▶ DIRECTIVE
Locate the string "GmbH" throughout the material and copy every line in which it occurs.

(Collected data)
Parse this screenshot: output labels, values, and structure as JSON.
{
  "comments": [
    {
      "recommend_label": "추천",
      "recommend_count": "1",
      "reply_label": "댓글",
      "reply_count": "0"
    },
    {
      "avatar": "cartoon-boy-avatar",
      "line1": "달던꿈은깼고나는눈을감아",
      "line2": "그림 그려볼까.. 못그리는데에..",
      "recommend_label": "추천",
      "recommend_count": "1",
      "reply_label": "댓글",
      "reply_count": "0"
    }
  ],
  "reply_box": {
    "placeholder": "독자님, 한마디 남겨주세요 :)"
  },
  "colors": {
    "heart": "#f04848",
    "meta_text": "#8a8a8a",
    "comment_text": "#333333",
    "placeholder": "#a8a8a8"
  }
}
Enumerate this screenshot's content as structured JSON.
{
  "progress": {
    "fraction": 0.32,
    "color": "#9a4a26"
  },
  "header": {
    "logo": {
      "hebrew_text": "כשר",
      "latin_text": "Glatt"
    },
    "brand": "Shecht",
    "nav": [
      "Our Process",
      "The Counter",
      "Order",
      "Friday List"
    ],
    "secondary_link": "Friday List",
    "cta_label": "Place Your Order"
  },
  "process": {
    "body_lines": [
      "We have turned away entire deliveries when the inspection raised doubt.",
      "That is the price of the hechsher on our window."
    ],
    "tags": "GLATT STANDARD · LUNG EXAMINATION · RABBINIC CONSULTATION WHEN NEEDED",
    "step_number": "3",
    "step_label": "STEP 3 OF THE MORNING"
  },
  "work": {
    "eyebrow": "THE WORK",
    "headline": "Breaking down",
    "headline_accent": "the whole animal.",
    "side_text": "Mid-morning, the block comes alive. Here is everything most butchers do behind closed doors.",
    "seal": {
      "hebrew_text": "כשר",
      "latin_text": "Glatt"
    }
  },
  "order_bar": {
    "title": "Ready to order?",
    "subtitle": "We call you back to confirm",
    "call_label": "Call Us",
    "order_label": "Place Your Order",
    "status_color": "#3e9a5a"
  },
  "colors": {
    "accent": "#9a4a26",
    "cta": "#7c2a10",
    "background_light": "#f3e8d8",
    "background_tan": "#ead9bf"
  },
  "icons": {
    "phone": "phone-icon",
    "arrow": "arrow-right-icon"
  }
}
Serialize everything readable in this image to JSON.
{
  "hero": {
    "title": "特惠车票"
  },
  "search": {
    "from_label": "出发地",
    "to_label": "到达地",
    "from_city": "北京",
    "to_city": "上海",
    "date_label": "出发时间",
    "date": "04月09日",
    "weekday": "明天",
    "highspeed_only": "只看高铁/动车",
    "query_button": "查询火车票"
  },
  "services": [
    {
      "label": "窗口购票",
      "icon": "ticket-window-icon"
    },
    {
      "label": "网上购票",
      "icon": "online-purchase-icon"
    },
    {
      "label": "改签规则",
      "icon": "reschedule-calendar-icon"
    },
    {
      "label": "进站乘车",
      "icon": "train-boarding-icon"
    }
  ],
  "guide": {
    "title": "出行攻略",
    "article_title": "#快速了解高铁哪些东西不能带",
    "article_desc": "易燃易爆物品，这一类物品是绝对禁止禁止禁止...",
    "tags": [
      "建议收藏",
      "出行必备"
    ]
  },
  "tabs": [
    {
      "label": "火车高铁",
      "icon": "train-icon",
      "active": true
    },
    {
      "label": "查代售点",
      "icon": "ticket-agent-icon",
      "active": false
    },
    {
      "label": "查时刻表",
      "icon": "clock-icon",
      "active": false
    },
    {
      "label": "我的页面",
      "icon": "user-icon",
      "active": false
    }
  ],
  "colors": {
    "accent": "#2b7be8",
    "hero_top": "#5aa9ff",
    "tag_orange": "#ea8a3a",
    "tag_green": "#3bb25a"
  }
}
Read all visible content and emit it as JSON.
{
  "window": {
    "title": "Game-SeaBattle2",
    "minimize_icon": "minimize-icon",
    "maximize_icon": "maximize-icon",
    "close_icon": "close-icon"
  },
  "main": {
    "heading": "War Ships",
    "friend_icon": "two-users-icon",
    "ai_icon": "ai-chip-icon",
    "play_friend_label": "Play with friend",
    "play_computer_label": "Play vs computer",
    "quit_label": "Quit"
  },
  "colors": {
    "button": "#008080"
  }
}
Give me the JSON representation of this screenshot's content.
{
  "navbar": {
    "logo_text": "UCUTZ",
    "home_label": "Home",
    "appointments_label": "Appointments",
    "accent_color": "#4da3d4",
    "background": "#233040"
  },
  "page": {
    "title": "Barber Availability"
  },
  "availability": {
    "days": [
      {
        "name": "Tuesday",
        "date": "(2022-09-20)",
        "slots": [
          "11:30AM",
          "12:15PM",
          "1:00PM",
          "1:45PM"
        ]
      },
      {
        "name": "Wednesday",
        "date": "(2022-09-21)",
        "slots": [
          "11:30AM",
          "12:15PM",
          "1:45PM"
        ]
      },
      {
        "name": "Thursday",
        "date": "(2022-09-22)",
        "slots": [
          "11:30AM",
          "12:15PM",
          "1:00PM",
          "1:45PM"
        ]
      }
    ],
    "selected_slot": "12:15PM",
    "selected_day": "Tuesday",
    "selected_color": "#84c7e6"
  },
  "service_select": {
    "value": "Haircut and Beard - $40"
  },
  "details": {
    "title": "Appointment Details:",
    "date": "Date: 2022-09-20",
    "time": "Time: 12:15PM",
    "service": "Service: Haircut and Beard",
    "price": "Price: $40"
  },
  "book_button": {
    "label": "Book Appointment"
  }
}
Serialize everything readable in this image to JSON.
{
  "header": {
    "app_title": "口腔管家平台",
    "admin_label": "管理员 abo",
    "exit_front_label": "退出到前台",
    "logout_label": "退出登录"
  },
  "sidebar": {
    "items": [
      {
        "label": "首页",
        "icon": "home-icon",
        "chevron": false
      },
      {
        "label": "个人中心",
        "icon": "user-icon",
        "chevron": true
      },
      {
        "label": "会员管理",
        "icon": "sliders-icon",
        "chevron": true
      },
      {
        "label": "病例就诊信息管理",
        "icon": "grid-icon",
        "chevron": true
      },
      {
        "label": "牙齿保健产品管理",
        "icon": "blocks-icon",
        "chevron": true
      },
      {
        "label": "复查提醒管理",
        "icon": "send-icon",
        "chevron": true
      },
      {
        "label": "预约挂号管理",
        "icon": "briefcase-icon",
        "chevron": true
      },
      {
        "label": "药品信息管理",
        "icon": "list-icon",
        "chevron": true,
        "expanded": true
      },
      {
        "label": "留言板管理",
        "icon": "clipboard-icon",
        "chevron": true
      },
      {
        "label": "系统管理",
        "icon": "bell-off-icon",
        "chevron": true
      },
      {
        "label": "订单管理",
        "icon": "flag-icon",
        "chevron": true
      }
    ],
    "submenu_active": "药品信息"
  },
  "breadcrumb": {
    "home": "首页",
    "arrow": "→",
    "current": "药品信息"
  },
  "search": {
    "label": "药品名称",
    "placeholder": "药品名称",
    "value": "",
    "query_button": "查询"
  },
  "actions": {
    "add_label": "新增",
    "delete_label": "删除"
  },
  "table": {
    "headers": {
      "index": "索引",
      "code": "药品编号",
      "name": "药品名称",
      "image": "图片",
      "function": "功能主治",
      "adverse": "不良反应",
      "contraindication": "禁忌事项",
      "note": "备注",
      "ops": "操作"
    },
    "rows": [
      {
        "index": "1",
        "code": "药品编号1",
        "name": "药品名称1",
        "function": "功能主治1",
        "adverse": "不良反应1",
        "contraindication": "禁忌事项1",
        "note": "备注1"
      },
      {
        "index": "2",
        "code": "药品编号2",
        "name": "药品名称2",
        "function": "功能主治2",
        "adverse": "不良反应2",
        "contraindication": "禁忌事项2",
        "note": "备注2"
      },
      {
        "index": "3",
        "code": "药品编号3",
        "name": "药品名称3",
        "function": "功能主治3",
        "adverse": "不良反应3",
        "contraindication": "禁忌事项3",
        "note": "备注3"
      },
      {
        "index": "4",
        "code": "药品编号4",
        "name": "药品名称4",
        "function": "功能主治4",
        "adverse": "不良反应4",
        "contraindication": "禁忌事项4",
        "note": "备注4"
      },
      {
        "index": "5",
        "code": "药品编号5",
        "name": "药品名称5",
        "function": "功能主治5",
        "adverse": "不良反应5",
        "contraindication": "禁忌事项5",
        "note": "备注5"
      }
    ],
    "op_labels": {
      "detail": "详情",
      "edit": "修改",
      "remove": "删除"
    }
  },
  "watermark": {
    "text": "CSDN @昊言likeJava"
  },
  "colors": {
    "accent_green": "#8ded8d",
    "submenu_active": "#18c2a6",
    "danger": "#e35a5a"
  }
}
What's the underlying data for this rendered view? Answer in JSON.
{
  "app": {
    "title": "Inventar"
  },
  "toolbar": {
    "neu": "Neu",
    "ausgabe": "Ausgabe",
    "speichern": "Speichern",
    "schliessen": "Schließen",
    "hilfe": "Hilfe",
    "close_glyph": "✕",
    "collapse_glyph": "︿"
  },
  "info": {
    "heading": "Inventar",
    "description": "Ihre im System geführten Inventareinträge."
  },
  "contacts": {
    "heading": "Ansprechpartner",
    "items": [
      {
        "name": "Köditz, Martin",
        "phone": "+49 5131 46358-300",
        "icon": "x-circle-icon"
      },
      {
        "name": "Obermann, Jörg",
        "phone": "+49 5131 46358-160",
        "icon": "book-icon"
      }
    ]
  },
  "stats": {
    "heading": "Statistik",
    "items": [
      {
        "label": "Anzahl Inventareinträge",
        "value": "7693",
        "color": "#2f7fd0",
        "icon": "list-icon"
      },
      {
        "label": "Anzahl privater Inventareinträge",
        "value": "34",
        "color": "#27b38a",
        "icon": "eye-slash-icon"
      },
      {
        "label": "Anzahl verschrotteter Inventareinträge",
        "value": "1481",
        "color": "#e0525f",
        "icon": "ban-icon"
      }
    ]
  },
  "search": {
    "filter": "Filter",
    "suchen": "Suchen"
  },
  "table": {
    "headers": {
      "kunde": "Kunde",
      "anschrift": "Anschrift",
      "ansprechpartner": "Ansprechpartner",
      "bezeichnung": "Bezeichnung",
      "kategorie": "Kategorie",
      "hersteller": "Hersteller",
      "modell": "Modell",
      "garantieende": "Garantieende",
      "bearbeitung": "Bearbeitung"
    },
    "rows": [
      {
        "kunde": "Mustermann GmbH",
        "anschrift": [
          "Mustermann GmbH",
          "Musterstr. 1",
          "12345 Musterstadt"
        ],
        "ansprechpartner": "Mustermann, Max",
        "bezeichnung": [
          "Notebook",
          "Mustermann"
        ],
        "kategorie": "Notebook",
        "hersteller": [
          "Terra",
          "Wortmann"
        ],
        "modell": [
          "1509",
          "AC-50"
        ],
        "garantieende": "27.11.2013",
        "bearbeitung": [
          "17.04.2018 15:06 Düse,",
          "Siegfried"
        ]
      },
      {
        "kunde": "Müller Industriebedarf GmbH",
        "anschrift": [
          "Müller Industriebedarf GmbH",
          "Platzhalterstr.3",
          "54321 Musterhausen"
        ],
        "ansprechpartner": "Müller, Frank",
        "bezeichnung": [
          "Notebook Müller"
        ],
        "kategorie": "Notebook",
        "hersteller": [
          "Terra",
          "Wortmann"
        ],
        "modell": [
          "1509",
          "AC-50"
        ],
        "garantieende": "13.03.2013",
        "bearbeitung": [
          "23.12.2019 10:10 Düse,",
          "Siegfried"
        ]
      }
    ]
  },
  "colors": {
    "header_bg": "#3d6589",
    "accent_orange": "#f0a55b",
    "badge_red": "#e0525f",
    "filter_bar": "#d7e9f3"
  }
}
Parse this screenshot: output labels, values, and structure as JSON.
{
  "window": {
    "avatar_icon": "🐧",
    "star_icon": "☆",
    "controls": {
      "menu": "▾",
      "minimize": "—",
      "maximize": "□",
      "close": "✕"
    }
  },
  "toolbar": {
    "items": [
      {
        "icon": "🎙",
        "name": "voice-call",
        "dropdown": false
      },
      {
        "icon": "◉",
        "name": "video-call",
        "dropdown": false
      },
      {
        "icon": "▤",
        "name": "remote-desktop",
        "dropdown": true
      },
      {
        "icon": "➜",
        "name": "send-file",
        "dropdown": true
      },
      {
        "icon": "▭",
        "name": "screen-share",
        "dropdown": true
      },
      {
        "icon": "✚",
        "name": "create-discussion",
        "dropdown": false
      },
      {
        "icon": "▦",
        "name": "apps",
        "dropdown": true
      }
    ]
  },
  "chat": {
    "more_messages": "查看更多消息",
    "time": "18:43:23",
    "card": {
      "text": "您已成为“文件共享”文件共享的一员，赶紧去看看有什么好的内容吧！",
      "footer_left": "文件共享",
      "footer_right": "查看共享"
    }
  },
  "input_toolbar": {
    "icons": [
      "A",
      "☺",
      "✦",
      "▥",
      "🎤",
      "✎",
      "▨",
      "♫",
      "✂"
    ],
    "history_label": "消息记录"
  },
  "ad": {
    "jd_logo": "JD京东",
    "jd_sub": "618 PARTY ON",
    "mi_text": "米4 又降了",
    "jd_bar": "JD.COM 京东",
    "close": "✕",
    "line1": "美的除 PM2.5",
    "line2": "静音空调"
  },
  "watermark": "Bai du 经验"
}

▶ OUTPUT FOR THIS EXERCISE
        "kunde": "Mustermann GmbH",
          "Mustermann GmbH",
        "kunde": "Müller Industriebedarf GmbH",
          "Müller Industriebedarf GmbH",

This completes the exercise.